■ EXERCISE GOAL: Write out each record below exactly as it appears, with no pictures.

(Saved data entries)
═══
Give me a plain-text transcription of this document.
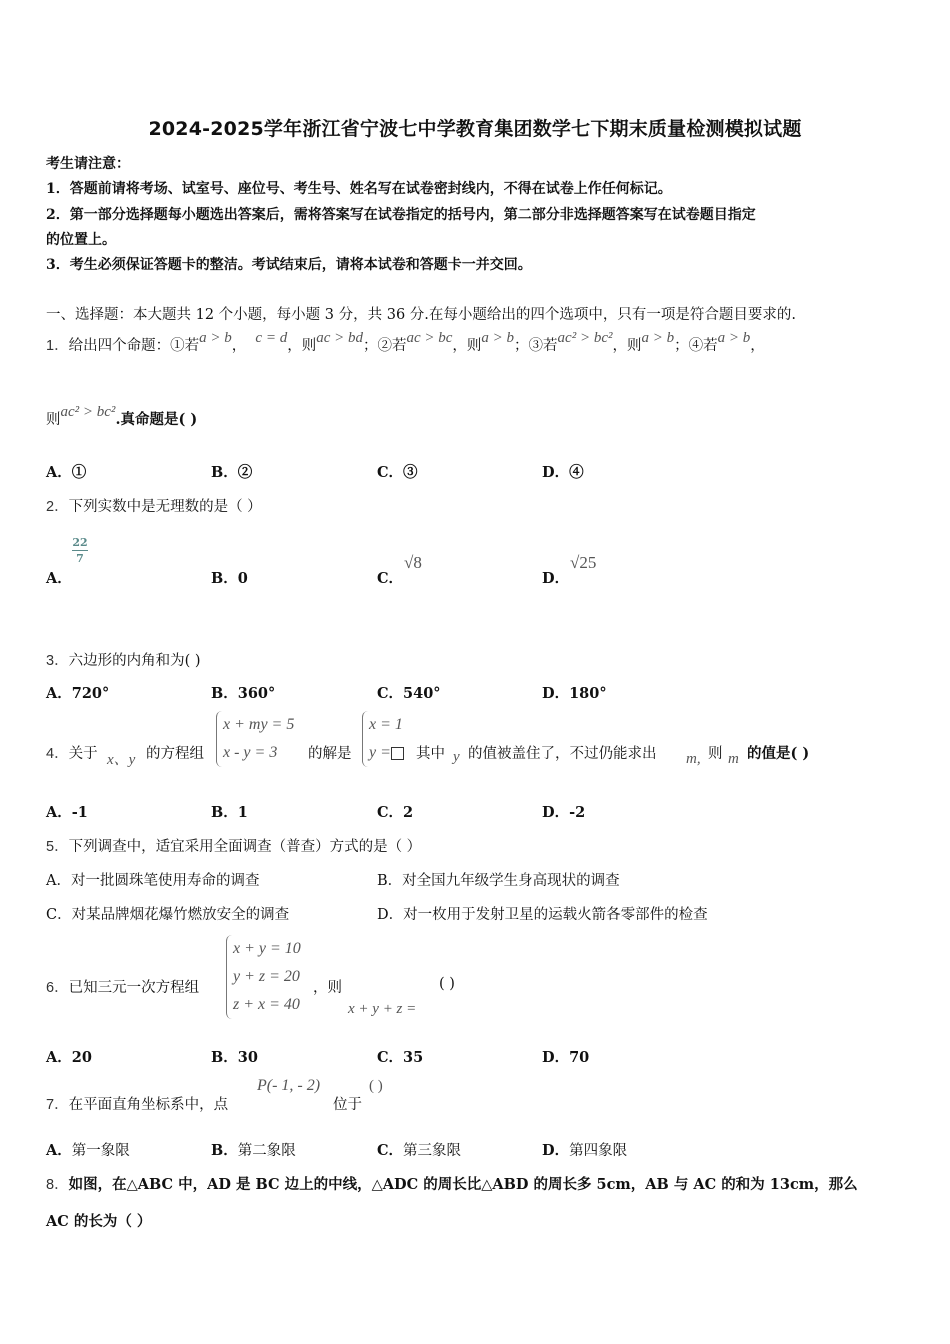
2024-2025学年浙江省宁波七中学教育集团数学七下期末质量检测模拟试题
考生请注意：
1．答题前请将考场、试室号、座位号、考生号、姓名写在试卷密封线内，不得在试卷上作任何标记。
2．第一部分选择题每小题选出答案后，需将答案写在试卷指定的括号内，第二部分非选择题答案写在试卷题目指定
的位置上。
3．考生必须保证答题卡的整洁。考试结束后，请将本试卷和答题卡一并交回。
一、选择题：本大题共 12 个小题，每小题 3 分，共 36 分.在每小题给出的四个选项中，只有一项是符合题目要求的.
1．给出四个命题：①若a > b， c = d，则ac > bd；②若ac > bc，则a > b；③若ac² > bc²，则a > b；④若a > b，
则ac² > bc².真命题是( )
A．①	B．②	C．③	D．④
2．下列实数中是无理数的是（ ）
A．
22
7
B．0	C．
√8
D．
√25
3．六边形的内角和为( )
A．720°	B．360°	C．540°	D．180°
4．关于 x、y 的方程组
x + my = 5
x - y = 3	的解是
x = 1
y =	其中 y 的值被盖住了，不过仍能求出 m, 则 m 的值是( )
A．-1	B．1	C．2	D．-2
5．下列调查中，适宜采用全面调查（普查）方式的是（ ）
A．对一批圆珠笔使用寿命的调查	B．对全国九年级学生身高现状的调查
C．对某品牌烟花爆竹燃放安全的调查	D．对一枚用于发射卫星的运载火箭各零部件的检查
6．已知三元一次方程组
x + y = 10
y + z = 20
z + x = 40
，则
x + y + z =
( )
A．20	B．30	C．35	D．70
7．在平面直角坐标系中，点
P(- 1, - 2)
位于
( )
A．第一象限	B．第二象限	C．第三象限	D．第四象限
8．如图，在△ABC 中，AD 是 BC 边上的中线，△ADC 的周长比△ABD 的周长多 5cm，AB 与 AC 的和为 13cm，那么
AC 的长为（ ）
═══
■ FINISHED ANSWER:
Give me a plain-text transcription of this document.
2024-2025学年浙江省宁波七中学教育集团数学七下期末质量检测模拟试题
考生请注意：
1．答题前请将考场、试室号、座位号、考生号、姓名写在试卷密封线内，不得在试卷上作任何标记。
2．第一部分选择题每小题选出答案后，需将答案写在试卷指定的括号内，第二部分非选择题答案写在试卷题目指定
的位置上。
3．考生必须保证答题卡的整洁。考试结束后，请将本试卷和答题卡一并交回。
一、选择题：本大题共 12 个小题，每小题 3 分，共 36 分.在每小题给出的四个选项中，只有一项是符合题目要求的.
1．给出四个命题：①若a > b， c = d，则ac > bd；②若ac > bc，则a > b；③若ac² > bc²，则a > b；④若a > b，
则ac² > bc².真命题是( )
A．①	B．②	C．③	D．④
2．下列实数中是无理数的是（ ）
A．
22
7
B．0	C．
√8
D．
√25
3．六边形的内角和为( )
A．720°	B．360°	C．540°	D．180°
4．关于 x、y 的方程组
x + my = 5
x - y = 3	的解是
x = 1
y =	其中 y 的值被盖住了，不过仍能求出 m, 则 m 的值是( )
A．-1	B．1	C．2	D．-2
5．下列调查中，适宜采用全面调查（普查）方式的是（ ）
A．对一批圆珠笔使用寿命的调查	B．对全国九年级学生身高现状的调查
C．对某品牌烟花爆竹燃放安全的调查	D．对一枚用于发射卫星的运载火箭各零部件的检查
6．已知三元一次方程组
x + y = 10
y + z = 20
z + x = 40
，则
x + y + z =
( )
A．20	B．30	C．35	D．70
7．在平面直角坐标系中，点
P(- 1, - 2)
位于
( )
A．第一象限	B．第二象限	C．第三象限	D．第四象限
8．如图，在△ABC 中，AD 是 BC 边上的中线，△ADC 的周长比△ABD 的周长多 5cm，AB 与 AC 的和为 13cm，那么
AC 的长为（ ）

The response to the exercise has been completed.